INPUT RECORDS:
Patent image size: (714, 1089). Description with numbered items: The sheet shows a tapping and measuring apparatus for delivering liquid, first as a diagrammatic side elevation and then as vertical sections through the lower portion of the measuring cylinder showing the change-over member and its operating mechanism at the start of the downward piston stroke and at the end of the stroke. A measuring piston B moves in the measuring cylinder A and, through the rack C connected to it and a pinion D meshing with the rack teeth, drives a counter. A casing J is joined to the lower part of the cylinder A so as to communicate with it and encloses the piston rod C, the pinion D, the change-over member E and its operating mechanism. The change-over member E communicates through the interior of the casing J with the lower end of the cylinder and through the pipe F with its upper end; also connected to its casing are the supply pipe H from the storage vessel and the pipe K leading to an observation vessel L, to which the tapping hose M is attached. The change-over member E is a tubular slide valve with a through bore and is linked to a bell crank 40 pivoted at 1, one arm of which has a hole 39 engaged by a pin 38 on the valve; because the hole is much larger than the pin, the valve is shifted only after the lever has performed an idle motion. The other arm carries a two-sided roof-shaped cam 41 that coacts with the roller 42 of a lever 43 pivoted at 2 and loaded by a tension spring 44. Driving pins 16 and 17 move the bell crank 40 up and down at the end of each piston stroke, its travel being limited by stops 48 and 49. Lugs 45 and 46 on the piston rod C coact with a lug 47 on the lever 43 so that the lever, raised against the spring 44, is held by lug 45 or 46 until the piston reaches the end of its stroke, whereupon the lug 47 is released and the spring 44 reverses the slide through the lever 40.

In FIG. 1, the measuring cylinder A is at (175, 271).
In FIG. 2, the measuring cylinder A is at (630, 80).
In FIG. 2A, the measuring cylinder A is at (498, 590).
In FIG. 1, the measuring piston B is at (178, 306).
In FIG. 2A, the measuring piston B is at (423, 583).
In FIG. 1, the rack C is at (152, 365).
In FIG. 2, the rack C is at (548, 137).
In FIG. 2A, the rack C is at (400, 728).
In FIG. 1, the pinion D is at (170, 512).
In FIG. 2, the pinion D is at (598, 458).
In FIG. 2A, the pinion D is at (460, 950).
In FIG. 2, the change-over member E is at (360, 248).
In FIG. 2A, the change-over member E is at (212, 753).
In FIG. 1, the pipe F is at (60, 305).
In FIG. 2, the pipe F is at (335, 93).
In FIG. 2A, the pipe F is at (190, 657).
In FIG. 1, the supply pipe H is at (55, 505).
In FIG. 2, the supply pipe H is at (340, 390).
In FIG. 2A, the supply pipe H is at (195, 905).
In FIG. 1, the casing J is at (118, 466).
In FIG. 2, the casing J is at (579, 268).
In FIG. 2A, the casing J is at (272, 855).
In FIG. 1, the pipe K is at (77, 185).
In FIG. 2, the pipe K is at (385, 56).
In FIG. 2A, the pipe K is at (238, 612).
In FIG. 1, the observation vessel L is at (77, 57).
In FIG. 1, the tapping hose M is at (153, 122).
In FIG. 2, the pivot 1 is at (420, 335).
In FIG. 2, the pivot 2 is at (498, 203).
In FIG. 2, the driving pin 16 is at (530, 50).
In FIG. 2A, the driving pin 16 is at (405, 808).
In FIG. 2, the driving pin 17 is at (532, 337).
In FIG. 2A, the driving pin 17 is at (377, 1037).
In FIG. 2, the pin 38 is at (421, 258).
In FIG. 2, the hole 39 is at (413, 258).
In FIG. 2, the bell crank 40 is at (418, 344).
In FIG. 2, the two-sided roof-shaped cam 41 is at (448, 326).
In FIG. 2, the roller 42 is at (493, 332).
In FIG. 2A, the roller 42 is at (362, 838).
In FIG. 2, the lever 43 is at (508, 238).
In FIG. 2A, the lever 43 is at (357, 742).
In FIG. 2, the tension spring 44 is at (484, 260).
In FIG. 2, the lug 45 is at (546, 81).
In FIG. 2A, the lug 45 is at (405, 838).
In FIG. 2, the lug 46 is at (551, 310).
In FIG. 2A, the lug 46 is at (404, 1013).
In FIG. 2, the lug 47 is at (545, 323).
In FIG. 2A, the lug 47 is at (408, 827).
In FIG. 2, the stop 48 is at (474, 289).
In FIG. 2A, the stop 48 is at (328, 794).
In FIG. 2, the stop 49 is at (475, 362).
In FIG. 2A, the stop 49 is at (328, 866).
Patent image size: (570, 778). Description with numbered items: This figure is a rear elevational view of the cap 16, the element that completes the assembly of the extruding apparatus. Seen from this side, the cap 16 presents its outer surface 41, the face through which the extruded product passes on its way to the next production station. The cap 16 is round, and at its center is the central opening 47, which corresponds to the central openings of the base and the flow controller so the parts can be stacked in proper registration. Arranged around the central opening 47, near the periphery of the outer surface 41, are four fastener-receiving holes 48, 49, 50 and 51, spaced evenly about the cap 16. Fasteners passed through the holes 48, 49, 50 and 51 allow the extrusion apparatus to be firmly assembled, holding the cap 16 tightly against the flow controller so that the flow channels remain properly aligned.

GOAL:
Update the rows above by replacing every occurrence of "Patent image size" with "Drawing dimensions" and leaving everything else unchanged.

SOLUTION TO THIS EXERCISE:
Drawing dimensions: (714, 1089). Description with numbered items: The sheet shows a tapping and measuring apparatus for delivering liquid, first as a diagrammatic side elevation and then as vertical sections through the lower portion of the measuring cylinder showing the change-over member and its operating mechanism at the start of the downward piston stroke and at the end of the stroke. A measuring piston B moves in the measuring cylinder A and, through the rack C connected to it and a pinion D meshing with the rack teeth, drives a counter. A casing J is joined to the lower part of the cylinder A so as to communicate with it and encloses the piston rod C, the pinion D, the change-over member E and its operating mechanism. The change-over member E communicates through the interior of the casing J with the lower end of the cylinder and through the pipe F with its upper end; also connected to its casing are the supply pipe H from the storage vessel and the pipe K leading to an observation vessel L, to which the tapping hose M is attached. The change-over member E is a tubular slide valve with a through bore and is linked to a bell crank 40 pivoted at 1, one arm of which has a hole 39 engaged by a pin 38 on the valve; because the hole is much larger than the pin, the valve is shifted only after the lever has performed an idle motion. The other arm carries a two-sided roof-shaped cam 41 that coacts with the roller 42 of a lever 43 pivoted at 2 and loaded by a tension spring 44. Driving pins 16 and 17 move the bell crank 40 up and down at the end of each piston stroke, its travel being limited by stops 48 and 49. Lugs 45 and 46 on the piston rod C coact with a lug 47 on the lever 43 so that the lever, raised against the spring 44, is held by lug 45 or 46 until the piston reaches the end of its stroke, whereupon the lug 47 is released and the spring 44 reverses the slide through the lever 40.

In FIG. 1, the measuring cylinder A is at (175, 271).
In FIG. 2, the measuring cylinder A is at (630, 80).
In FIG. 2A, the measuring cylinder A is at (498, 590).
In FIG. 1, the measuring piston B is at (178, 306).
In FIG. 2A, the measuring piston B is at (423, 583).
In FIG. 1, the rack C is at (152, 365).
In FIG. 2, the rack C is at (548, 137).
In FIG. 2A, the rack C is at (400, 728).
In FIG. 1, the pinion D is at (170, 512).
In FIG. 2, the pinion D is at (598, 458).
In FIG. 2A, the pinion D is at (460, 950).
In FIG. 2, the change-over member E is at (360, 248).
In FIG. 2A, the change-over member E is at (212, 753).
In FIG. 1, the pipe F is at (60, 305).
In FIG. 2, the pipe F is at (335, 93).
In FIG. 2A, the pipe F is at (190, 657).
In FIG. 1, the supply pipe H is at (55, 505).
In FIG. 2, the supply pipe H is at (340, 390).
In FIG. 2A, the supply pipe H is at (195, 905).
In FIG. 1, the casing J is at (118, 466).
In FIG. 2, the casing J is at (579, 268).
In FIG. 2A, the casing J is at (272, 855).
In FIG. 1, the pipe K is at (77, 185).
In FIG. 2, the pipe K is at (385, 56).
In FIG. 2A, the pipe K is at (238, 612).
In FIG. 1, the observation vessel L is at (77, 57).
In FIG. 1, the tapping hose M is at (153, 122).
In FIG. 2, the pivot 1 is at (420, 335).
In FIG. 2, the pivot 2 is at (498, 203).
In FIG. 2, the driving pin 16 is at (530, 50).
In FIG. 2A, the driving pin 16 is at (405, 808).
In FIG. 2, the driving pin 17 is at (532, 337).
In FIG. 2A, the driving pin 17 is at (377, 1037).
In FIG. 2, the pin 38 is at (421, 258).
In FIG. 2, the hole 39 is at (413, 258).
In FIG. 2, the bell crank 40 is at (418, 344).
In FIG. 2, the two-sided roof-shaped cam 41 is at (448, 326).
In FIG. 2, the roller 42 is at (493, 332).
In FIG. 2A, the roller 42 is at (362, 838).
In FIG. 2, the lever 43 is at (508, 238).
In FIG. 2A, the lever 43 is at (357, 742).
In FIG. 2, the tension spring 44 is at (484, 260).
In FIG. 2, the lug 45 is at (546, 81).
In FIG. 2A, the lug 45 is at (405, 838).
In FIG. 2, the lug 46 is at (551, 310).
In FIG. 2A, the lug 46 is at (404, 1013).
In FIG. 2, the lug 47 is at (545, 323).
In FIG. 2A, the lug 47 is at (408, 827).
In FIG. 2, the stop 48 is at (474, 289).
In FIG. 2A, the stop 48 is at (328, 794).
In FIG. 2, the stop 49 is at (475, 362).
In FIG. 2A, the stop 49 is at (328, 866).
Drawing dimensions: (570, 778). Description with numbered items: This figure is a rear elevational view of the cap 16, the element that completes the assembly of the extruding apparatus. Seen from this side, the cap 16 presents its outer surface 41, the face through which the extruded product passes on its way to the next production station. The cap 16 is round, and at its center is the central opening 47, which corresponds to the central openings of the base and the flow controller so the parts can be stacked in proper registration. Arranged around the central opening 47, near the periphery of the outer surface 41, are four fastener-receiving holes 48, 49, 50 and 51, spaced evenly about the cap 16. Fasteners passed through the holes 48, 49, 50 and 51 allow the extrusion apparatus to be firmly assembled, holding the cap 16 tightly against the flow controller so that the flow channels remain properly aligned.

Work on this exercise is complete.